Locate all lines with the word "должны" and copy them out.

**PROVIDED INFORMATION**
▬▬▬▬▬▬

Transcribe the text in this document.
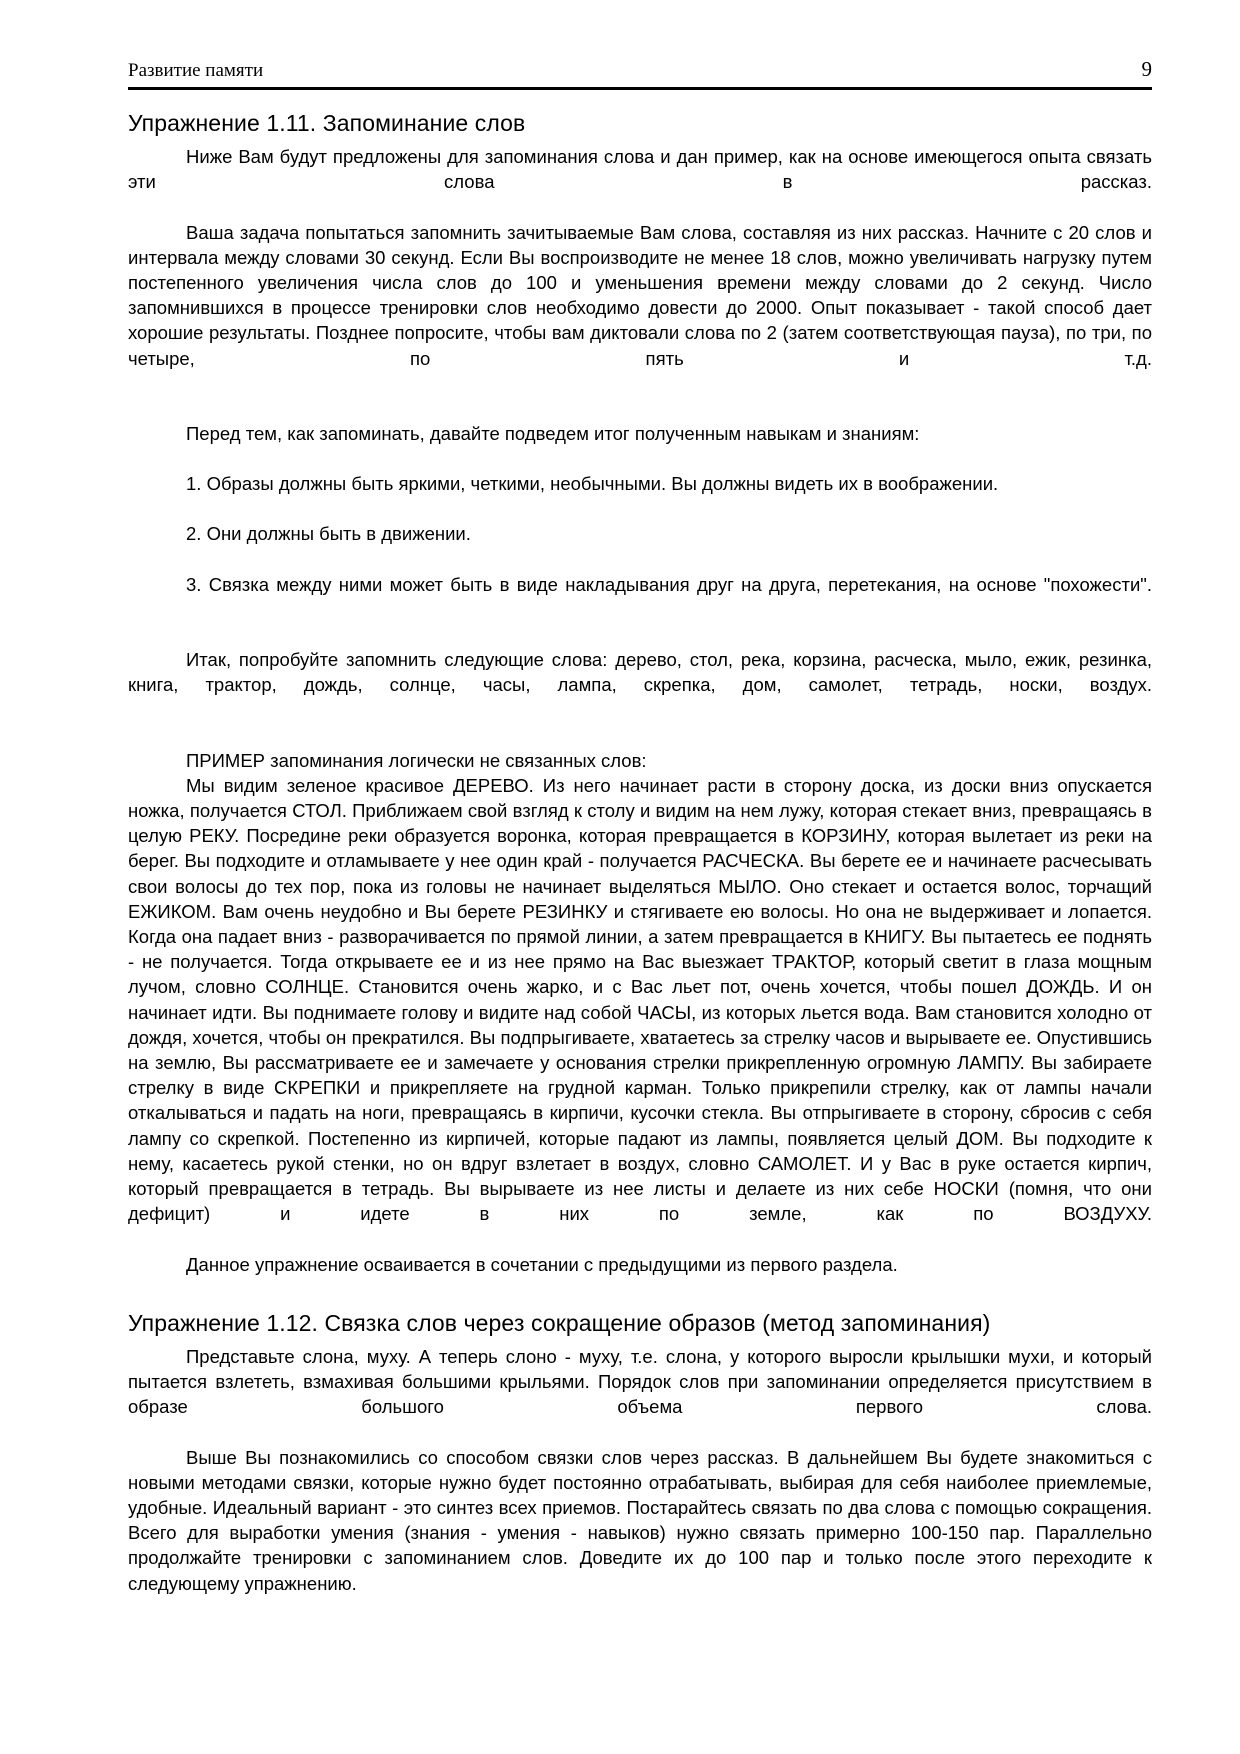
Развитие памяти	9
Упражнение 1.11. Запоминание слов

Ниже Вам будут предложены для запоминания слова и дан пример, как на основе имеющегося опыта связать эти слова в рассказ.

Ваша задача попытаться запомнить зачитываемые Вам слова, составляя из них рассказ. Начните с 20 слов и интервала между словами 30 секунд. Если Вы воспроизводите не менее 18 слов, можно увеличивать нагрузку путем постепенного увеличения числа слов до 100 и уменьшения времени между словами до 2 секунд. Число запомнившихся в процессе тренировки слов необходимо довести до 2000. Опыт показывает - такой способ дает хорошие результаты. Позднее попросите, чтобы вам диктовали слова по 2 (затем соответствующая пауза), по три, по четыре, по пять и т.д.

Перед тем, как запоминать, давайте подведем итог полученным навыкам и знаниям:

1. Образы должны быть яркими, четкими, необычными. Вы должны видеть их в воображении.

2. Они должны быть в движении.

3. Связка между ними может быть в виде накладывания друг на друга, перетекания, на основе "похожести".

Итак, попробуйте запомнить следующие слова: дерево, стол, река, корзина, расческа, мыло, ежик, резинка, книга, трактор, дождь, солнце, часы, лампа, скрепка, дом, самолет, тетрадь, носки, воздух.

ПРИМЕР запоминания логически не связанных слов:

Мы видим зеленое красивое ДЕРЕВО. Из него начинает расти в сторону доска, из доски вниз опускается ножка, получается СТОЛ. Приближаем свой взгляд к столу и видим на нем лужу, которая стекает вниз, превращаясь в целую РЕКУ. Посредине реки образуется воронка, которая превращается в КОРЗИНУ, которая вылетает из реки на берег. Вы подходите и отламываете у нее один край - получается РАСЧЕСКА. Вы берете ее и начинаете расчесывать свои волосы до тех пор, пока из головы не начинает выделяться МЫЛО. Оно стекает и остается волос, торчащий ЕЖИКОМ. Вам очень неудобно и Вы берете РЕЗИНКУ и стягиваете ею волосы. Но она не выдерживает и лопается. Когда она падает вниз - разворачивается по прямой линии, а затем превращается в КНИГУ. Вы пытаетесь ее поднять - не получается. Тогда открываете ее и из нее прямо на Вас выезжает ТРАКТОР, который светит в глаза мощным лучом, словно СОЛНЦЕ. Становится очень жарко, и с Вас льет пот, очень хочется, чтобы пошел ДОЖДЬ. И он начинает идти. Вы поднимаете голову и видите над собой ЧАСЫ, из которых льется вода. Вам становится холодно от дождя, хочется, чтобы он прекратился. Вы подпрыгиваете, хватаетесь за стрелку часов и вырываете ее. Опустившись на землю, Вы рассматриваете ее и замечаете у основания стрелки прикрепленную огромную ЛАМПУ. Вы забираете стрелку в виде СКРЕПКИ и прикрепляете на грудной карман. Только прикрепили стрелку, как от лампы начали откалываться и падать на ноги, превращаясь в кирпичи, кусочки стекла. Вы отпрыгиваете в сторону, сбросив с себя лампу со скрепкой. Постепенно из кирпичей, которые падают из лампы, появляется целый ДОМ. Вы подходите к нему, касаетесь рукой стенки, но он вдруг взлетает в воздух, словно САМОЛЕТ. И у Вас в руке остается кирпич, который превращается в тетрадь. Вы вырываете из нее листы и делаете из них себе НОСКИ (помня, что они дефицит) и идете в них по земле, как по ВОЗДУХУ.

Данное упражнение осваивается в сочетании с предыдущими из первого раздела.

Упражнение 1.12. Связка слов через сокращение образов (метод запоминания)

Представьте слона, муху. А теперь слоно - муху, т.е. слона, у которого выросли крылышки мухи, и который пытается взлететь, взмахивая большими крыльями. Порядок слов при запоминании определяется присутствием в образе большого объема первого слова.

Выше Вы познакомились со способом связки слов через рассказ. В дальнейшем Вы будете знакомиться с новыми методами связки, которые нужно будет постоянно отрабатывать, выбирая для себя наиболее приемлемые, удобные. Идеальный вариант - это синтез всех приемов. Постарайтесь связать по два слова с помощью сокращения. Всего для выработки умения (знания - умения - навыков) нужно связать примерно 100-150 пар. Параллельно продолжайте тренировки с запоминанием слов. Доведите их до 100 пар и только после этого переходите к следующему упражнению.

▬▬▬▬▬▬

**THE OUTPUT**
1. Образы должны быть яркими, четкими, необычными. Вы должны видеть их в воображении.
2. Они должны быть в движении.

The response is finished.